Tâches à réaliser:
1. Recopiez à l'identique, dans l'extrait du débat parlementaire, tout ce qui va de « Monsieur le secrétaire » jusqu'à « M. Patrice Martin-Lalande. ».
2. Reprenez l'extrait du débat parlementaire là où il s'arrête et poursuivez-le.

C'est la réalité et c'est un socialiste qui l'a décrite !

Mme Raymonde Le Texier, rapporteuse.

Ce n'est pas parce que M. Charasse est socialiste qu'il a raison !

M. Jean-Jacques Weber.

Monsieur le secrétaire d'Etat, comme n'importe quelle liberté, celle d'aller et de venir a une contrepartie : respecter le choix de vie et la liberté d'autrui. Aussi, avec plusieurs collègues particulièrement sensibles aux problèmes des populations migrantes et des élus, j'ai déposé une série d'amendements qui se veulent réalistes. Je crains cependant que votre objectif aujourd'hui ne se borne à rétablir le texte tel qu'il avait été adopté par notre assemblée en juin dernier.

M. Patrice Martin-Lalande.

Texte pourtant très insuffisant !

M. Jean-Jacques Weber.

Extraits de données:
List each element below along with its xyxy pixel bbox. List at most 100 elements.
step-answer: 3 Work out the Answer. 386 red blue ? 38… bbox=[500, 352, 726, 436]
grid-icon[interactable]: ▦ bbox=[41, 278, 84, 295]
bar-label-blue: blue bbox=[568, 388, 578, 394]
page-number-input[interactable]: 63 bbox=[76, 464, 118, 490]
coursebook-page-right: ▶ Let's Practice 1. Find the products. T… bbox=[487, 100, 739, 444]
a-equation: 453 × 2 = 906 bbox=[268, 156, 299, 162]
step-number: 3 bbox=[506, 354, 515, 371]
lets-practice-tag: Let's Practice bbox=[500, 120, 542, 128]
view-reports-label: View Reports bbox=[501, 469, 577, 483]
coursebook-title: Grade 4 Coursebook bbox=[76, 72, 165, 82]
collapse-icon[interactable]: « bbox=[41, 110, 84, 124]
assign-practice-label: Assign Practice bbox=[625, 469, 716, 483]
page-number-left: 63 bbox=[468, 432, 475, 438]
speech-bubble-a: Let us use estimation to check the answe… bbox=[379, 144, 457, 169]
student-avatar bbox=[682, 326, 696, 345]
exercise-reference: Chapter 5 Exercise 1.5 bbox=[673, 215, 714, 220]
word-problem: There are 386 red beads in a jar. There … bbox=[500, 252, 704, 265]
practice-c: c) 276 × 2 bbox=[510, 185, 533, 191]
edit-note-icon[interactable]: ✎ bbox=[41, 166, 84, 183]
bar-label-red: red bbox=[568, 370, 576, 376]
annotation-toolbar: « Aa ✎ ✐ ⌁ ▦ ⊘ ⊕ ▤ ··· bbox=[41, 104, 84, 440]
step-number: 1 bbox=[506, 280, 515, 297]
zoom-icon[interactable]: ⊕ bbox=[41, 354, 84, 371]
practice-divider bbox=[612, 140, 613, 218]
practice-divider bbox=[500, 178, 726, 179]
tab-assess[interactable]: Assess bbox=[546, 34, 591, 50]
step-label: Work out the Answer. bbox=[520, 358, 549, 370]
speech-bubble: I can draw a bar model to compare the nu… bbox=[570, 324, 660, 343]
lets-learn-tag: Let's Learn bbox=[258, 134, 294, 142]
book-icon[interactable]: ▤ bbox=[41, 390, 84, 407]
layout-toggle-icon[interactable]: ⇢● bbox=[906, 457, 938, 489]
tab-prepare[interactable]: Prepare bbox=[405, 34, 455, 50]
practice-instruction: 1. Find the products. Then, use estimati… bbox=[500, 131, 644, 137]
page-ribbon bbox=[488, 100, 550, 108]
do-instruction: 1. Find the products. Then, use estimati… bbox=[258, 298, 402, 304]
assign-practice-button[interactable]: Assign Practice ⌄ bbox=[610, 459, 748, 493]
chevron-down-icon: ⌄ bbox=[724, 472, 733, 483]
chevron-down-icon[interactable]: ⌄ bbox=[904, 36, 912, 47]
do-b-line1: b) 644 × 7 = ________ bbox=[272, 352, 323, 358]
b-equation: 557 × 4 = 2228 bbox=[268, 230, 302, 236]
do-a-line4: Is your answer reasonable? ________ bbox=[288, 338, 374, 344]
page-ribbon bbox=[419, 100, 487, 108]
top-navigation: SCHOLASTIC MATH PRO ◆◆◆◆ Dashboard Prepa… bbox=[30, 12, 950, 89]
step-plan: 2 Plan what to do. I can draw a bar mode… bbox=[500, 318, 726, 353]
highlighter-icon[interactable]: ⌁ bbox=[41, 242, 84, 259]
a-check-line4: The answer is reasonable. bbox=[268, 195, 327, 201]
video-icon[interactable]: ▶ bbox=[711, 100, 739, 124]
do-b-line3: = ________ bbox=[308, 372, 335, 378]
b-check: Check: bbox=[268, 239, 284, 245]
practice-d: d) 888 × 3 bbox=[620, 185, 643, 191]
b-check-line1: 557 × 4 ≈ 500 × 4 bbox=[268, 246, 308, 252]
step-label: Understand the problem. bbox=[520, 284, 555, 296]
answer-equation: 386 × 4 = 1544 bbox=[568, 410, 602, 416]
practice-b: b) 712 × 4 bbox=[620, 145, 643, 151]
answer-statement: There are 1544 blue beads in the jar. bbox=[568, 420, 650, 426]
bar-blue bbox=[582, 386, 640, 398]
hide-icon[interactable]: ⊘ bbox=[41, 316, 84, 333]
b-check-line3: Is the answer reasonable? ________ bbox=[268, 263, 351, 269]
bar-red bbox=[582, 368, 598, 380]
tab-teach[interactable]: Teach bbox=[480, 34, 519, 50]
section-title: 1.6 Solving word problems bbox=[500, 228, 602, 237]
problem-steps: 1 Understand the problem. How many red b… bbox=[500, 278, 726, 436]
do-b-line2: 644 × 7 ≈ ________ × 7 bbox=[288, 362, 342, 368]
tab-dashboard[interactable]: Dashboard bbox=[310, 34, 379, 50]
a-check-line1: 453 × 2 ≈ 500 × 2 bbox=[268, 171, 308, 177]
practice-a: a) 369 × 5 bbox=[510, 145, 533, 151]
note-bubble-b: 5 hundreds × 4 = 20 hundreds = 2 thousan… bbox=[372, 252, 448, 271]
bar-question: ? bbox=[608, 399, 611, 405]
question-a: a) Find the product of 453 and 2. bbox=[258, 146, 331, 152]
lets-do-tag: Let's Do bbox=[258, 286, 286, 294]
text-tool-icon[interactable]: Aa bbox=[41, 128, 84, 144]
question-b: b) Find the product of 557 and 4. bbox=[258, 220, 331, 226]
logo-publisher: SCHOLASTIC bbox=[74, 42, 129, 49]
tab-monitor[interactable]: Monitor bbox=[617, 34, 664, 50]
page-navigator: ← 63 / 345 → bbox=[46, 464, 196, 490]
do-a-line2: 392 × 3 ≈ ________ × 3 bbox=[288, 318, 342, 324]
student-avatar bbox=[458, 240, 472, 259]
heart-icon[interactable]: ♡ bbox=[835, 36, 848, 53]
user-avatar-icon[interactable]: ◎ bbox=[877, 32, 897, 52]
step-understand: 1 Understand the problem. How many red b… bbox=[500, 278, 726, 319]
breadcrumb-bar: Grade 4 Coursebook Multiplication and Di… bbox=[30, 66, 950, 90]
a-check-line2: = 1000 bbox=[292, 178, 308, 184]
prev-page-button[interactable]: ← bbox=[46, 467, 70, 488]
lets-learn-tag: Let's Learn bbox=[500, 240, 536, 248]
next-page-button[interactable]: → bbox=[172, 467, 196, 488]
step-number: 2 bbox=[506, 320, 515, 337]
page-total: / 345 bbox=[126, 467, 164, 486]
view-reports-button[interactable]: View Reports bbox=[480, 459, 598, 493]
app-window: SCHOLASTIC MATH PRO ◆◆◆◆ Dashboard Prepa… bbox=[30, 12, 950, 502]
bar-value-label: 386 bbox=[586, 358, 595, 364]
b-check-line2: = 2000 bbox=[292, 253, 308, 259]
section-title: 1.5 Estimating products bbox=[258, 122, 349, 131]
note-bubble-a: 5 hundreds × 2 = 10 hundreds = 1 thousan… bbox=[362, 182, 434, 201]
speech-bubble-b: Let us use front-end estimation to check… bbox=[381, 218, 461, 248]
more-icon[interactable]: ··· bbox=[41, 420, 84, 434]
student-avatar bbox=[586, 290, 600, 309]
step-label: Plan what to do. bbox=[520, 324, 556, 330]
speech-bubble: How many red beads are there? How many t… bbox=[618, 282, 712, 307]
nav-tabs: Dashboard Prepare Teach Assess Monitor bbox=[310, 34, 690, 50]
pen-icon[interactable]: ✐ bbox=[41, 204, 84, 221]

Réponses dans l'ordre:
1.
Monsieur le secrétaire d'Etat, comme n'importe quelle liberté, celle d'aller et de venir a une contrepartie : respecter le choix de vie et la liberté d'autrui. Aussi, avec plusieurs collègues particulièrement sensibles aux problèmes des populations migrantes et des élus, j'ai déposé une série d'amendements qui se veulent réalistes. Je crains cependant que votre objectif aujourd'hui ne se borne à rétablir le texte tel qu'il avait été adopté par notre assemblée en juin dernier.

M. Patrice Martin-Lalande.

2.
Cela montre bien que votre souci n'est pas d'abord d'aider les maires et de faire en sorte que l'ordre républicain règne. Pour vous, la seule solution aux problèmes actuels consiste à accroître le nombre de places de stationnement. Certes, c'est nécessaire. Mais ce n'est vraiment pas suffisant. Du reste, je n'ai jamais dit qu'il ne fallait pas accroître le potentiel des places. Je n'ai jamais critiqué ce texte qui vise à inciter les communes de plus de 5 000 habitants et leurs structures intercommunales à mettre en place des structures d'accueil. Mais on ne peut pas tout résumer à cela sous peine de rester bien en deçà des attentes des uns et des autres.

Les gens du voyage français, qui bien souvent, quoi qu'on en dise, ont peu de ressources, ont le droit d'être traités en citoyens comme les autres.

M. Patrice Martin-Lalande.

Tout à fait !

M. Jean-Jacques Weber.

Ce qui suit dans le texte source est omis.